■ Stated task ■
Find each line containing the string "title" and return it.

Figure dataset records
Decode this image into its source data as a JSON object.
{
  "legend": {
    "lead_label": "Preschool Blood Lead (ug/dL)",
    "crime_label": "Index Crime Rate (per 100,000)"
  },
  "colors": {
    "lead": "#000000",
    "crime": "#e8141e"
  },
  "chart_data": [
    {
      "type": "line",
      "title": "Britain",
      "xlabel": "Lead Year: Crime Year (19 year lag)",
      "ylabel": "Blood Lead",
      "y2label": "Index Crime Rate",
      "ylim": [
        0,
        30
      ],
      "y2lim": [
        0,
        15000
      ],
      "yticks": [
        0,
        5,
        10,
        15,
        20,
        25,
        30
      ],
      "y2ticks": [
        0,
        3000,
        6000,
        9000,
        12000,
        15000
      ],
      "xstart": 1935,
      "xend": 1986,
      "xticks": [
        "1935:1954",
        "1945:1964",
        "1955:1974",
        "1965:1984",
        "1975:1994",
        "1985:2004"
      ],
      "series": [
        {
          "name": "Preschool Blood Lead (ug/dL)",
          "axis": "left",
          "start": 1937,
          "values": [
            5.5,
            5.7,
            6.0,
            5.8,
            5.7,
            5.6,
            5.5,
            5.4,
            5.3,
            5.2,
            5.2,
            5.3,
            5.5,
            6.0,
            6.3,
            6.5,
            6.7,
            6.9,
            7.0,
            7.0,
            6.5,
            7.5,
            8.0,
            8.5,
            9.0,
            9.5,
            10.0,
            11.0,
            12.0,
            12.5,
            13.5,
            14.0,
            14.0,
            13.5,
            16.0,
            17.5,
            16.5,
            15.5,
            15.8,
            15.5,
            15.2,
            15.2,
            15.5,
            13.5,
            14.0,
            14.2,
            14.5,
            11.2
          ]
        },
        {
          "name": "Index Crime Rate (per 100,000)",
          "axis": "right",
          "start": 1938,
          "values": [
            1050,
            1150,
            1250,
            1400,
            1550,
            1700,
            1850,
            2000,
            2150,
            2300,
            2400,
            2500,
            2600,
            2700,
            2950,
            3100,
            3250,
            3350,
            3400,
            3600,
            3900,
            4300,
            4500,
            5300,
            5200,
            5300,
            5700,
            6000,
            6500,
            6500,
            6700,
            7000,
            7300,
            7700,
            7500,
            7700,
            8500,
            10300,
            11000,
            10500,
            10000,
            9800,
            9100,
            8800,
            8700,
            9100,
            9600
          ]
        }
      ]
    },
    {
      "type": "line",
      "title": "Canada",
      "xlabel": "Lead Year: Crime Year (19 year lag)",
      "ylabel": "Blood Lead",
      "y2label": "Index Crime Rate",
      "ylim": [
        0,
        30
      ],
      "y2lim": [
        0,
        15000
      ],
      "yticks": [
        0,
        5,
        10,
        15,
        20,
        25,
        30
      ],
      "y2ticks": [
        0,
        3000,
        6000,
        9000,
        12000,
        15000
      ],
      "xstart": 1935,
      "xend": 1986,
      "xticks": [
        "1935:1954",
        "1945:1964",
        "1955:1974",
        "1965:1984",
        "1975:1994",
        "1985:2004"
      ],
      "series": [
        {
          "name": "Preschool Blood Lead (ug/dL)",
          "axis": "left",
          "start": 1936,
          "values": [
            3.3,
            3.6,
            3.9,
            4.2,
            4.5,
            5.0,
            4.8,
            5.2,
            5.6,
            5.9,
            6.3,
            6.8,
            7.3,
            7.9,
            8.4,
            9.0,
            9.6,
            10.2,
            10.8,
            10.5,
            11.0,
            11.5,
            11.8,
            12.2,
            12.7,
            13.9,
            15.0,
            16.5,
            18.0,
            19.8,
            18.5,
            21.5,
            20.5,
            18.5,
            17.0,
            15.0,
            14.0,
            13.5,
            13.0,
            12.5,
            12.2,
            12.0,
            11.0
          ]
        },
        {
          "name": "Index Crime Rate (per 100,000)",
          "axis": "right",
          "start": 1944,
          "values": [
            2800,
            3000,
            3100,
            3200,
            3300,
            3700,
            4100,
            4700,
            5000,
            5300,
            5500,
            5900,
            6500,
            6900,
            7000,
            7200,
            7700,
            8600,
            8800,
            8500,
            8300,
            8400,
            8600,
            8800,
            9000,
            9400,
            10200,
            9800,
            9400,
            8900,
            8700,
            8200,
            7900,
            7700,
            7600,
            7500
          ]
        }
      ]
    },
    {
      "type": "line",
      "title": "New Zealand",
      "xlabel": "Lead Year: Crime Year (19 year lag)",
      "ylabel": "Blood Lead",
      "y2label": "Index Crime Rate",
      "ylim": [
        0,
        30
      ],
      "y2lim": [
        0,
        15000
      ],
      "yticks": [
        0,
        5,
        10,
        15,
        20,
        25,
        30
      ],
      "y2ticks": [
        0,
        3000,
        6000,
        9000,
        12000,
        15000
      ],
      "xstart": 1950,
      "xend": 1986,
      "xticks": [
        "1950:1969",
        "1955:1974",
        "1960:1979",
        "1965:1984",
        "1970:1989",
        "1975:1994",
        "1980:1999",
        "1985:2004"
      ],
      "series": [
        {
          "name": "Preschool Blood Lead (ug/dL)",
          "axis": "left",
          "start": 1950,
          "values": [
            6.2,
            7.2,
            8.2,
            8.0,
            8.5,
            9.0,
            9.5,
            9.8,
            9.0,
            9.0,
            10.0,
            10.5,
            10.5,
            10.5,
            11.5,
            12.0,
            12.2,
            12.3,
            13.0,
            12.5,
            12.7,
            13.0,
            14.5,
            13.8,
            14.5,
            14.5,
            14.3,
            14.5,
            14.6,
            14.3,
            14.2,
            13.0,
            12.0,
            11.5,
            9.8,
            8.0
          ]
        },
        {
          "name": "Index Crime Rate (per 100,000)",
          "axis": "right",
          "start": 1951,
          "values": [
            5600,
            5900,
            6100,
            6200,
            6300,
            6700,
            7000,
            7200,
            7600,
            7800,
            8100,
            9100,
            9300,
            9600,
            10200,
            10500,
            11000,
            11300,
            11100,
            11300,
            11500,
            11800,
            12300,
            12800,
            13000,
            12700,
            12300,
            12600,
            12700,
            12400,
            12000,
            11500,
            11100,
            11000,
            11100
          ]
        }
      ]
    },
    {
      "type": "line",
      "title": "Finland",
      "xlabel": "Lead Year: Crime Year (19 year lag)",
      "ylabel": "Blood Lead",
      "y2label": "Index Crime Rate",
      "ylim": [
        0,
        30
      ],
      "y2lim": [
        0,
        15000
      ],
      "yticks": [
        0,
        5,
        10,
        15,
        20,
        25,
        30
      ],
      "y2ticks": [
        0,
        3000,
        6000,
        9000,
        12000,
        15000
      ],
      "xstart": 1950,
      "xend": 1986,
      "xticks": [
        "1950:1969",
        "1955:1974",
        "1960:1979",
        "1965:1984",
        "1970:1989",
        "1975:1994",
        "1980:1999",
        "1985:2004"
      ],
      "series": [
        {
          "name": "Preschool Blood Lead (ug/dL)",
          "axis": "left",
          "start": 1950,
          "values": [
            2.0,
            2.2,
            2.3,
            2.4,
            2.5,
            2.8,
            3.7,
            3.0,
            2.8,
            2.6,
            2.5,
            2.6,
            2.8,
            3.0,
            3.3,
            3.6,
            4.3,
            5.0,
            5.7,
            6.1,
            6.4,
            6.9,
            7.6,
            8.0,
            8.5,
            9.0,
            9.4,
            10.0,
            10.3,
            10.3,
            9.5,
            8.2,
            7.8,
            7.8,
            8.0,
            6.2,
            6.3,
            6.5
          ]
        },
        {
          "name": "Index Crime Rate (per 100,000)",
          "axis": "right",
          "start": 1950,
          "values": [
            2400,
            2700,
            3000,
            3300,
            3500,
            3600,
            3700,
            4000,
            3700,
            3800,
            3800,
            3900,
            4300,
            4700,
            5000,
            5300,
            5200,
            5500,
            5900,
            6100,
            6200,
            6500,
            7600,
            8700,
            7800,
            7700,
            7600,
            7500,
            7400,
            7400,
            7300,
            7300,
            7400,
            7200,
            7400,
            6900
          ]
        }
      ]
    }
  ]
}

■ Full response ■
      "title": "Britain",
      "title": "Canada",
      "title": "New Zealand",
      "title": "Finland",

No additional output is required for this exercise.